*EXCERPTED DATA*.
++++++++

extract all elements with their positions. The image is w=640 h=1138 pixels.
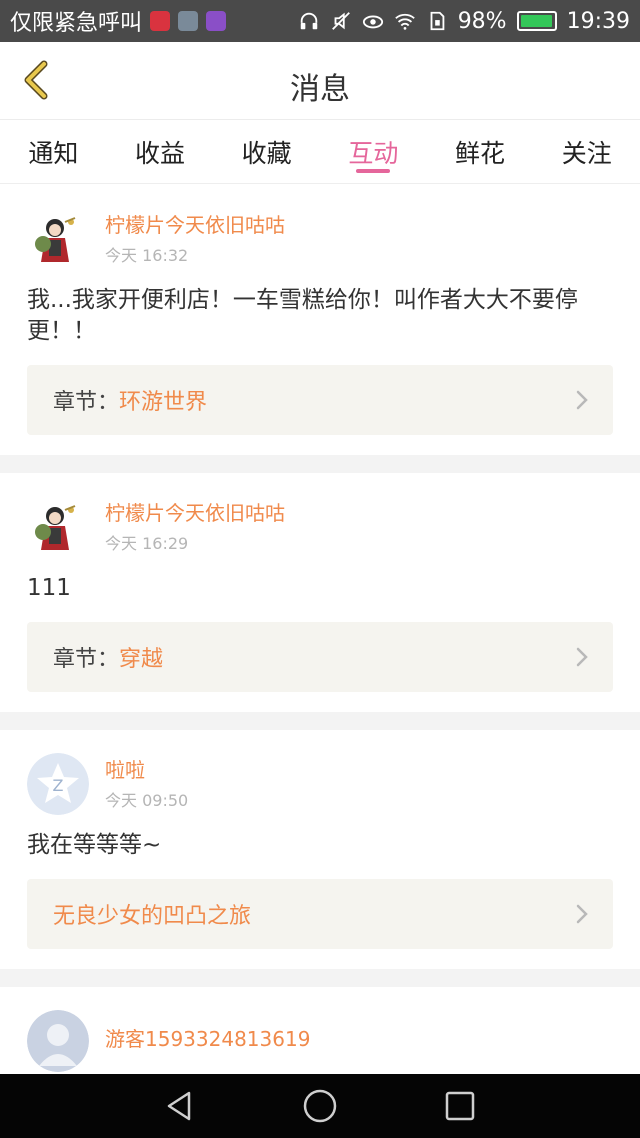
avatar[interactable] (27, 496, 89, 558)
svg-text:Z: Z (53, 776, 64, 795)
chevron-right-icon (575, 904, 589, 924)
timestamp: 今天 09:50 (105, 791, 189, 810)
eye-icon (362, 10, 384, 32)
tab-interactions[interactable]: 互动 (320, 120, 427, 183)
message-card[interactable]: 柠檬片今天依旧咕咕 今天 16:29 111 章节： 穿越 (0, 473, 640, 712)
gallery-icon (178, 11, 199, 31)
mute-icon (330, 10, 352, 32)
chevron-right-icon (575, 647, 589, 667)
tab-earnings[interactable]: 收益 (107, 120, 214, 183)
netease-music-icon (150, 11, 171, 31)
message-text: 我...我家开便利店！一车雪糕给你！叫作者大大不要停更！！ (27, 287, 578, 344)
book-name: 无良少女的凹凸之旅 (53, 904, 252, 929)
username[interactable]: 啦啦 (105, 757, 188, 783)
system-nav-bar (0, 1074, 640, 1138)
timestamp: 今天 16:29 (105, 534, 189, 553)
avatar[interactable] (27, 1010, 89, 1072)
avatar[interactable]: Z (27, 753, 89, 815)
triangle-back-icon (167, 1091, 191, 1121)
username[interactable]: 柠檬片今天依旧咕咕 (105, 212, 285, 238)
tab-notifications[interactable]: 通知 (0, 120, 107, 183)
tab-favorites[interactable]: 收藏 (213, 120, 320, 183)
carrier-text: 仅限紧急呼叫 (10, 11, 143, 36)
tab-label: 收藏 (241, 139, 292, 168)
chapter-name: 穿越 (119, 647, 164, 672)
tab-label: 通知 (28, 139, 79, 168)
battery-percent: 98% (457, 8, 507, 34)
nav-home-button[interactable] (301, 1087, 339, 1125)
chapter-label: 章节： (53, 390, 120, 415)
keyboard-icon (206, 11, 227, 31)
message-card[interactable]: Z 啦啦 今天 09:50 我在等等等~ 无良少女的凹凸之旅 (0, 730, 640, 969)
tab-label: 收益 (135, 139, 186, 168)
nav-back-button[interactable] (161, 1087, 199, 1125)
battery-level (520, 15, 552, 27)
chapter-link[interactable]: 章节： 环游世界 (27, 365, 613, 435)
clock: 19:39 (566, 8, 630, 34)
nav-recents-button[interactable] (441, 1087, 479, 1125)
page-title: 消息 (290, 72, 350, 107)
avatar[interactable] (27, 208, 89, 270)
square-recents-icon (445, 1091, 475, 1121)
chevron-right-icon (575, 390, 589, 410)
message-text: 我在等等等~ (27, 832, 162, 858)
book-link[interactable]: 无良少女的凹凸之旅 (27, 879, 613, 949)
tab-label: 互动 (348, 139, 399, 168)
circle-home-icon (303, 1089, 337, 1123)
message-text: 111 (27, 575, 71, 601)
sim-icon (426, 10, 448, 32)
chapter-name: 环游世界 (119, 390, 208, 415)
chapter-label: 章节： (53, 647, 120, 672)
category-tabs: 通知 收益 收藏 互动 鲜花 关注 (0, 120, 640, 184)
message-card[interactable]: 柠檬片今天依旧咕咕 今天 16:32 我...我家开便利店！一车雪糕给你！叫作者… (0, 185, 640, 455)
tab-label: 关注 (561, 139, 612, 168)
tab-following[interactable]: 关注 (533, 120, 640, 183)
wifi-icon (394, 10, 416, 32)
timestamp: 今天 16:32 (105, 246, 189, 265)
app-header: 消息 (0, 42, 640, 120)
message-list[interactable]: 柠檬片今天依旧咕咕 今天 16:32 我...我家开便利店！一车雪糕给你！叫作者… (0, 185, 640, 1074)
username[interactable]: 游客1593324813619 (105, 1026, 310, 1052)
tab-flowers[interactable]: 鲜花 (427, 120, 534, 183)
battery-icon (516, 11, 557, 31)
tab-label: 鲜花 (455, 139, 506, 168)
username[interactable]: 柠檬片今天依旧咕咕 (105, 500, 285, 526)
status-bar: 仅限紧急呼叫 98% 19:39 (0, 0, 640, 42)
chapter-link[interactable]: 章节： 穿越 (27, 622, 613, 692)
headphones-icon (298, 10, 320, 32)
message-card[interactable]: 游客1593324813619 (0, 987, 640, 1074)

++++++++

*PROBLEM DETAILS*.
Rewrite the items starting with the line with "avatar[interactable] (27, 496, 89, 558)" and going on through the line with "tab-following[interactable]: 关注 (533, 120, 640, 183)", swapping "chevron-right-icon" for "arrow-right-icon" and leaving everything else unchanged.

*THE REPLY*.
avatar[interactable] (27, 496, 89, 558)
svg-text:Z: Z (53, 776, 64, 795)
arrow-right-icon (575, 904, 589, 924)
timestamp: 今天 09:50 (105, 791, 189, 810)
eye-icon (362, 10, 384, 32)
tab-interactions[interactable]: 互动 (320, 120, 427, 183)
message-card[interactable]: 柠檬片今天依旧咕咕 今天 16:29 111 章节： 穿越 (0, 473, 640, 712)
gallery-icon (178, 11, 199, 31)
mute-icon (330, 10, 352, 32)
arrow-right-icon (575, 647, 589, 667)
tab-earnings[interactable]: 收益 (107, 120, 214, 183)
netease-music-icon (150, 11, 171, 31)
message-text: 我...我家开便利店！一车雪糕给你！叫作者大大不要停更！！ (27, 287, 578, 344)
book-name: 无良少女的凹凸之旅 (53, 904, 252, 929)
username[interactable]: 啦啦 (105, 757, 188, 783)
system-nav-bar (0, 1074, 640, 1138)
timestamp: 今天 16:29 (105, 534, 189, 553)
avatar[interactable] (27, 1010, 89, 1072)
avatar[interactable]: Z (27, 753, 89, 815)
triangle-back-icon (167, 1091, 191, 1121)
username[interactable]: 柠檬片今天依旧咕咕 (105, 212, 285, 238)
tab-notifications[interactable]: 通知 (0, 120, 107, 183)
tab-favorites[interactable]: 收藏 (213, 120, 320, 183)
carrier-text: 仅限紧急呼叫 (10, 11, 143, 36)
tab-label: 收藏 (241, 139, 292, 168)
chapter-name: 穿越 (119, 647, 164, 672)
tab-label: 通知 (28, 139, 79, 168)
battery-percent: 98% (457, 8, 507, 34)
nav-home-button[interactable] (301, 1087, 339, 1125)
chapter-label: 章节： (53, 390, 120, 415)
keyboard-icon (206, 11, 227, 31)
message-card[interactable]: Z 啦啦 今天 09:50 我在等等等~ 无良少女的凹凸之旅 (0, 730, 640, 969)
tab-label: 收益 (135, 139, 186, 168)
nav-back-button[interactable] (161, 1087, 199, 1125)
battery-level (520, 15, 552, 27)
chapter-link[interactable]: 章节： 环游世界 (27, 365, 613, 435)
clock: 19:39 (566, 8, 630, 34)
nav-recents-button[interactable] (441, 1087, 479, 1125)
page-title: 消息 (290, 72, 350, 107)
avatar[interactable] (27, 208, 89, 270)
square-recents-icon (445, 1091, 475, 1121)
arrow-right-icon (575, 390, 589, 410)
message-text: 我在等等等~ (27, 832, 162, 858)
book-link[interactable]: 无良少女的凹凸之旅 (27, 879, 613, 949)
tab-label: 互动 (348, 139, 399, 168)
circle-home-icon (303, 1089, 337, 1123)
message-text: 111 (27, 575, 71, 601)
sim-icon (426, 10, 448, 32)
chapter-name: 环游世界 (119, 390, 208, 415)
chapter-label: 章节： (53, 647, 120, 672)
category-tabs: 通知 收益 收藏 互动 鲜花 关注 (0, 120, 640, 184)
message-card[interactable]: 柠檬片今天依旧咕咕 今天 16:32 我...我家开便利店！一车雪糕给你！叫作者… (0, 185, 640, 455)
tab-label: 关注 (561, 139, 612, 168)
tab-following[interactable]: 关注 (533, 120, 640, 183)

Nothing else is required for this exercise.